EXERCISE OBJECTIVE -
Read through the records below and copy each line that uses the word "August".
GIVEN INFORMATION: Begin
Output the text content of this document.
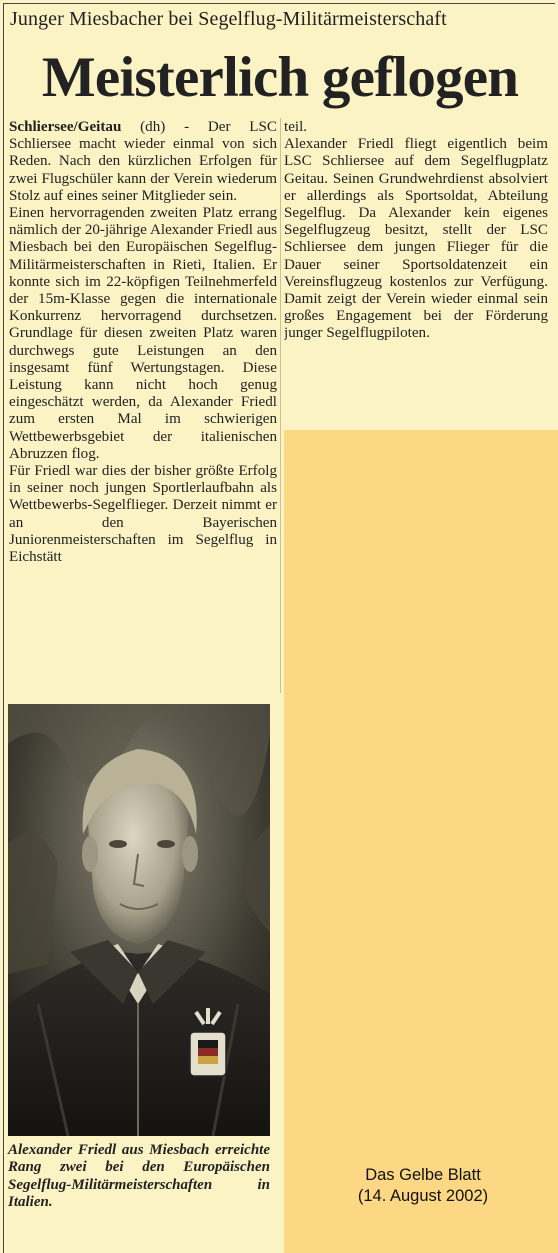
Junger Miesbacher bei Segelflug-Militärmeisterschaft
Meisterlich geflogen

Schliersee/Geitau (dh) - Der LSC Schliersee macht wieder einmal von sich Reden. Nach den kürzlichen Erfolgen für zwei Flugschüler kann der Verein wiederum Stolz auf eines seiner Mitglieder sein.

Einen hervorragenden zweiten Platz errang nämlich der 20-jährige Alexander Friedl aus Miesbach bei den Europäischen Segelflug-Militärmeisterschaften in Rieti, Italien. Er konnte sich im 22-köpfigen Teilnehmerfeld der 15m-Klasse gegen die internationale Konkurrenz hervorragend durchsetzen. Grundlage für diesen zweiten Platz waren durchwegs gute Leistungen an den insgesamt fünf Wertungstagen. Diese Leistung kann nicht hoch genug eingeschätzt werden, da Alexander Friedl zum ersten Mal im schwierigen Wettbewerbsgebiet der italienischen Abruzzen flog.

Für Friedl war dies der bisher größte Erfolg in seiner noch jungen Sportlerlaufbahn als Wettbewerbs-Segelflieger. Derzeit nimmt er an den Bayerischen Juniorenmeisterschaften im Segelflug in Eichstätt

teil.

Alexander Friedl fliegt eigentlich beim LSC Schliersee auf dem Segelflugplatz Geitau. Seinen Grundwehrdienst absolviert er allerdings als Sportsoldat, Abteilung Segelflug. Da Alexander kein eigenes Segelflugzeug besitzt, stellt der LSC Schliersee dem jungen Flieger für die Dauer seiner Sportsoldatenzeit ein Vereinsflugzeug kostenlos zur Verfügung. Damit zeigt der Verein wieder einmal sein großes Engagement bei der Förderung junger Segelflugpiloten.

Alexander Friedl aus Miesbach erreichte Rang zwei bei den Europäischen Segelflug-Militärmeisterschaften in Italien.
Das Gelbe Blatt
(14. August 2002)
GIVEN INFORMATION: End
GIVEN INFORMATION: Begin
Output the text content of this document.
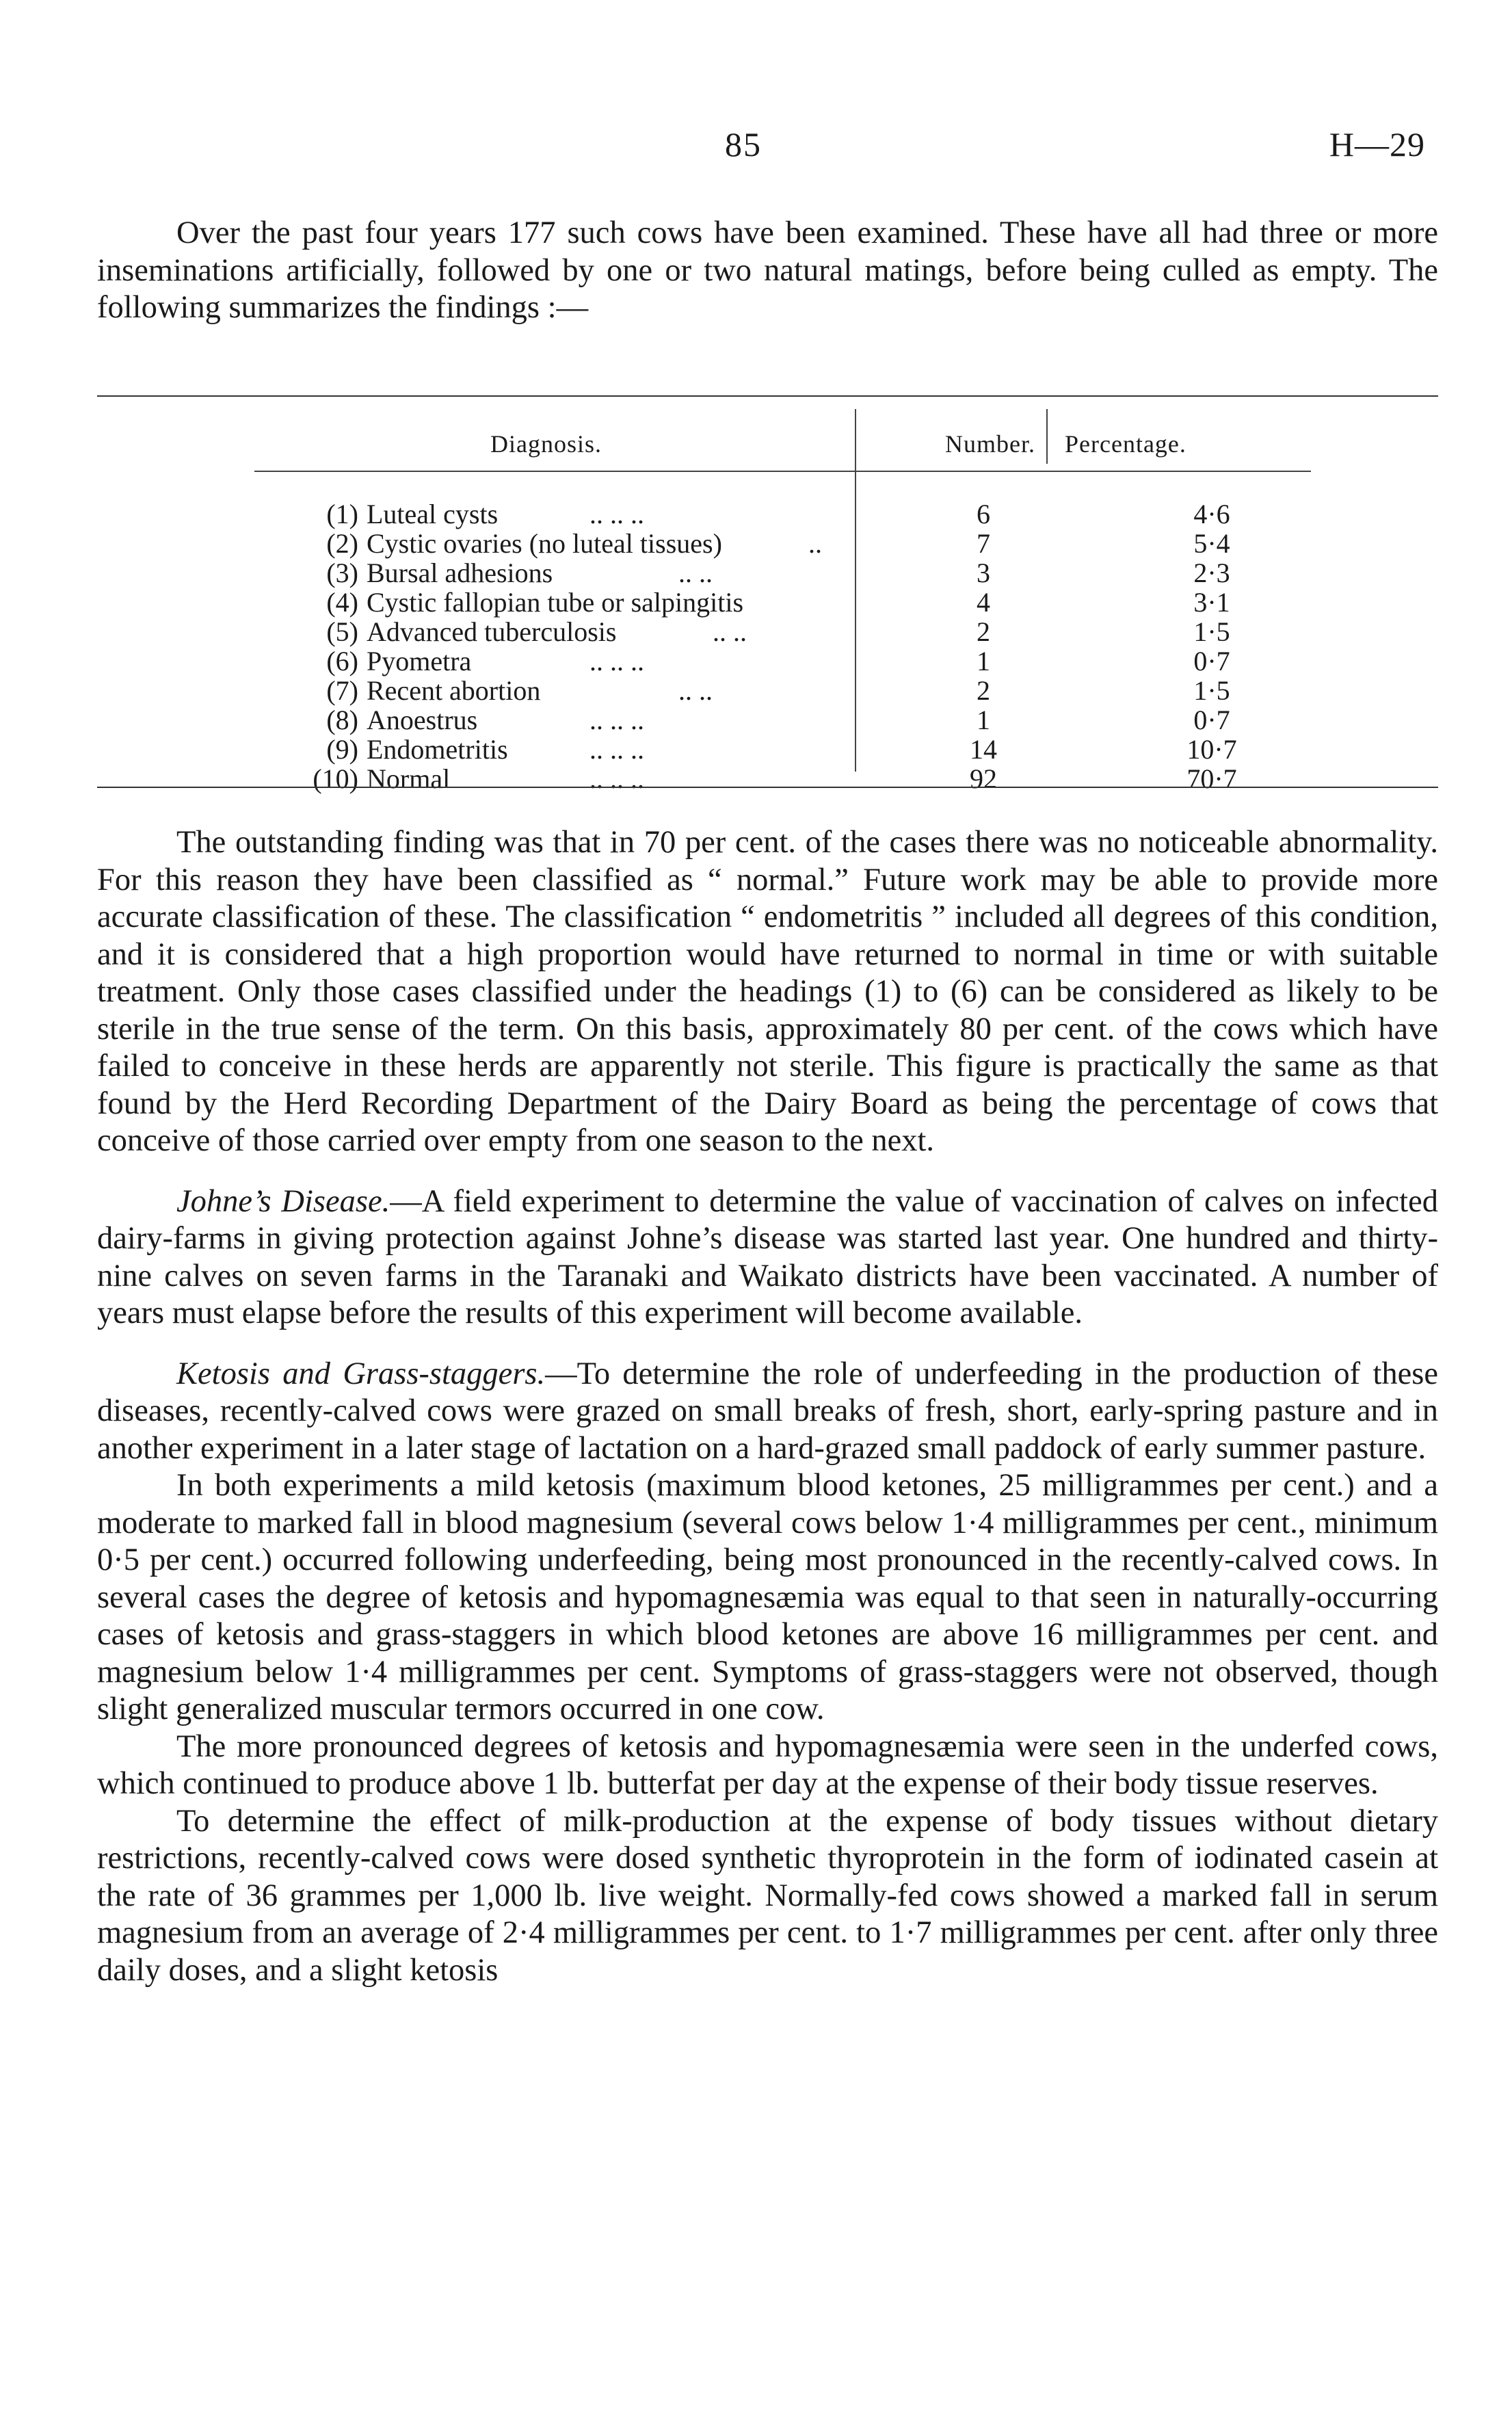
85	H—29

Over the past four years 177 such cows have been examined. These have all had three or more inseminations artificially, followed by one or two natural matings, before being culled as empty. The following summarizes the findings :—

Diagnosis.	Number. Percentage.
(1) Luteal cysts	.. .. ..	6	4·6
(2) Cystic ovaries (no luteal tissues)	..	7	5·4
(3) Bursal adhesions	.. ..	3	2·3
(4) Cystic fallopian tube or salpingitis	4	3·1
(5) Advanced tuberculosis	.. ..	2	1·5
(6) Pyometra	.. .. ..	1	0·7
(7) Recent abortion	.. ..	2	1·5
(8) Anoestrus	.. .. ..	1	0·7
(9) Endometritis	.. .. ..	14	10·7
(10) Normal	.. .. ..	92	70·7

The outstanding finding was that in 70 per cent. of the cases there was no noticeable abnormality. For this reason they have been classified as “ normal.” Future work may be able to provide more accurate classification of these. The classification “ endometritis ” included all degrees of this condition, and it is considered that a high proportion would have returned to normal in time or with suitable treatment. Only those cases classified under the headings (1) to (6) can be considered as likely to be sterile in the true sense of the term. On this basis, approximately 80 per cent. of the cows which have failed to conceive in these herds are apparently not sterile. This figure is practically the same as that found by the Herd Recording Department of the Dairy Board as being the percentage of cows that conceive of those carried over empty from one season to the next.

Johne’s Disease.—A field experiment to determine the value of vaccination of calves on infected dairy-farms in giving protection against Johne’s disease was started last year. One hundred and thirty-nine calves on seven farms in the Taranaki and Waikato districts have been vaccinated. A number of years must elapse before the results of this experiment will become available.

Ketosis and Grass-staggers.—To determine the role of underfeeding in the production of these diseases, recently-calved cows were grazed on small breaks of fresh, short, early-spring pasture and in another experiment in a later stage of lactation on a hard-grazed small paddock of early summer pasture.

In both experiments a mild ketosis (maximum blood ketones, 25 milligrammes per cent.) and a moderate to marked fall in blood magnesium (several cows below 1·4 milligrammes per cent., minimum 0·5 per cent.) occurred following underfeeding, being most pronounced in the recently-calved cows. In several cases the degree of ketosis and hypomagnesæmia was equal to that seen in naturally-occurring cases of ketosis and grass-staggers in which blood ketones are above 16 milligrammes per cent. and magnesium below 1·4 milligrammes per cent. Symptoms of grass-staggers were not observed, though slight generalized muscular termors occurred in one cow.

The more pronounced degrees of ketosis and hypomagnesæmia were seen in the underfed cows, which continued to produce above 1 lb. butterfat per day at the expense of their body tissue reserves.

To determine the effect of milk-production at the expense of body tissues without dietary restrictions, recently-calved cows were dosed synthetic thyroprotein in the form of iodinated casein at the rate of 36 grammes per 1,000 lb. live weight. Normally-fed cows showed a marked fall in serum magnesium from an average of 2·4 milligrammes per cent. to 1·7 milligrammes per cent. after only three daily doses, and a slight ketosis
GIVEN INFORMATION: End
GIVEN INFORMATION: Begin
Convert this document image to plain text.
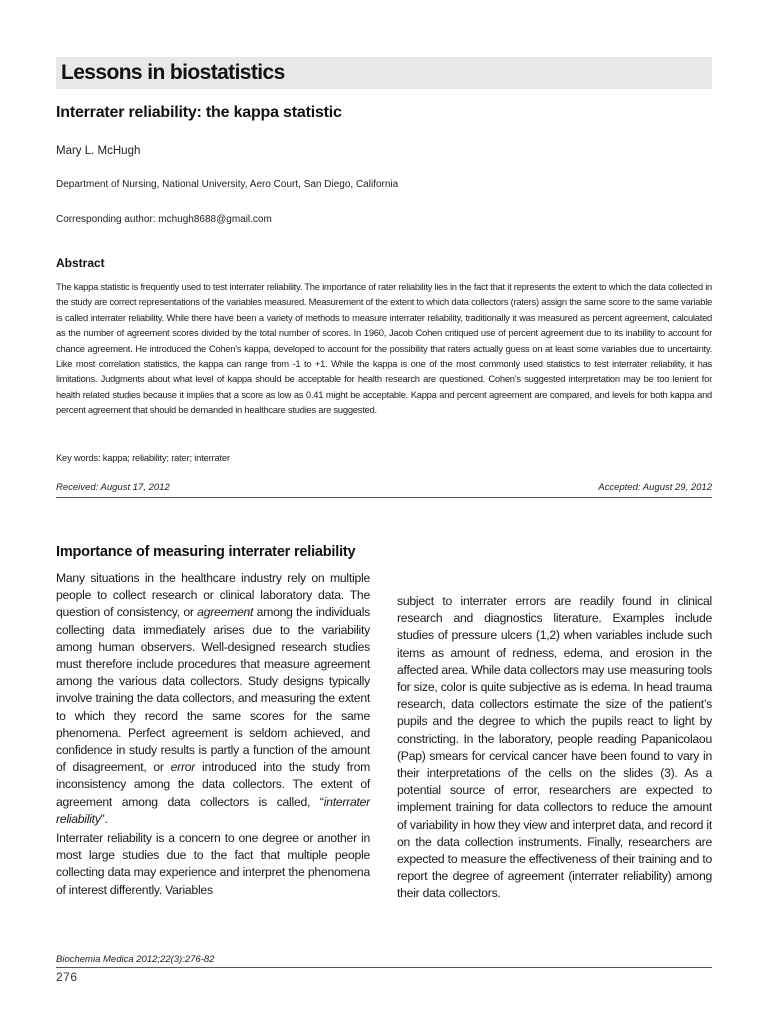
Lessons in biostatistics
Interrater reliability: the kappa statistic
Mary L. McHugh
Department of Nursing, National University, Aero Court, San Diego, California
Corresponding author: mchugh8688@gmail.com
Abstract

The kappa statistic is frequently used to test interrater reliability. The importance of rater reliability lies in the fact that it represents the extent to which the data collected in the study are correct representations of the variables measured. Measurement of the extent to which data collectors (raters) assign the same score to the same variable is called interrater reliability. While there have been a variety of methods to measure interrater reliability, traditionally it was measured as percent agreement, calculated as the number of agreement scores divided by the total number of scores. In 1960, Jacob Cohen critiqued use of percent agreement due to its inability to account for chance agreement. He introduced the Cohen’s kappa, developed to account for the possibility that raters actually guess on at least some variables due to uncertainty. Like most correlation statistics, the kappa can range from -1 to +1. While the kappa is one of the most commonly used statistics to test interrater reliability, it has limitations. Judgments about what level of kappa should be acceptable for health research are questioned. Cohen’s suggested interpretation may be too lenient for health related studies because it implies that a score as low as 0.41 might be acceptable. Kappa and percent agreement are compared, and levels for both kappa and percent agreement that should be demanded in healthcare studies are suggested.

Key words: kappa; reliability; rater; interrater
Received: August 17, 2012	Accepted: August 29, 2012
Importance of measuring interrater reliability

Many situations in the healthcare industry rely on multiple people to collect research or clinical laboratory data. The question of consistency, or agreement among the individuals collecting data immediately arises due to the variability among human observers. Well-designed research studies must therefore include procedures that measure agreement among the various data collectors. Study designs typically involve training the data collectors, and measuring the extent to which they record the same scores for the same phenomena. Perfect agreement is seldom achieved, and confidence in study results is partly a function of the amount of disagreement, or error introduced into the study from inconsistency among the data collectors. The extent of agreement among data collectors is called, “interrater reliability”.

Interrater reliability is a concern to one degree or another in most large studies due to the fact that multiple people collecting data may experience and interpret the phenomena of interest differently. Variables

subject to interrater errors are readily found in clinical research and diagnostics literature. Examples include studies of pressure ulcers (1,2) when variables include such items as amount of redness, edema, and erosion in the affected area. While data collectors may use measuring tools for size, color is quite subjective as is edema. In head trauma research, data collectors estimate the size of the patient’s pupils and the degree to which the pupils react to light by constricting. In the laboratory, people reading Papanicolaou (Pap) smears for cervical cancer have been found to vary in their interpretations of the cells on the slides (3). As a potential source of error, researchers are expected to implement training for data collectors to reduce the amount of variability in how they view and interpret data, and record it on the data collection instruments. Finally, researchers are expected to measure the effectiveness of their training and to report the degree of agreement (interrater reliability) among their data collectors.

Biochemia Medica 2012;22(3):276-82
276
GIVEN INFORMATION: End
YOUR SOLUTION -
(14. August 2002)
Received: August 17, 2012	Accepted: August 29, 2012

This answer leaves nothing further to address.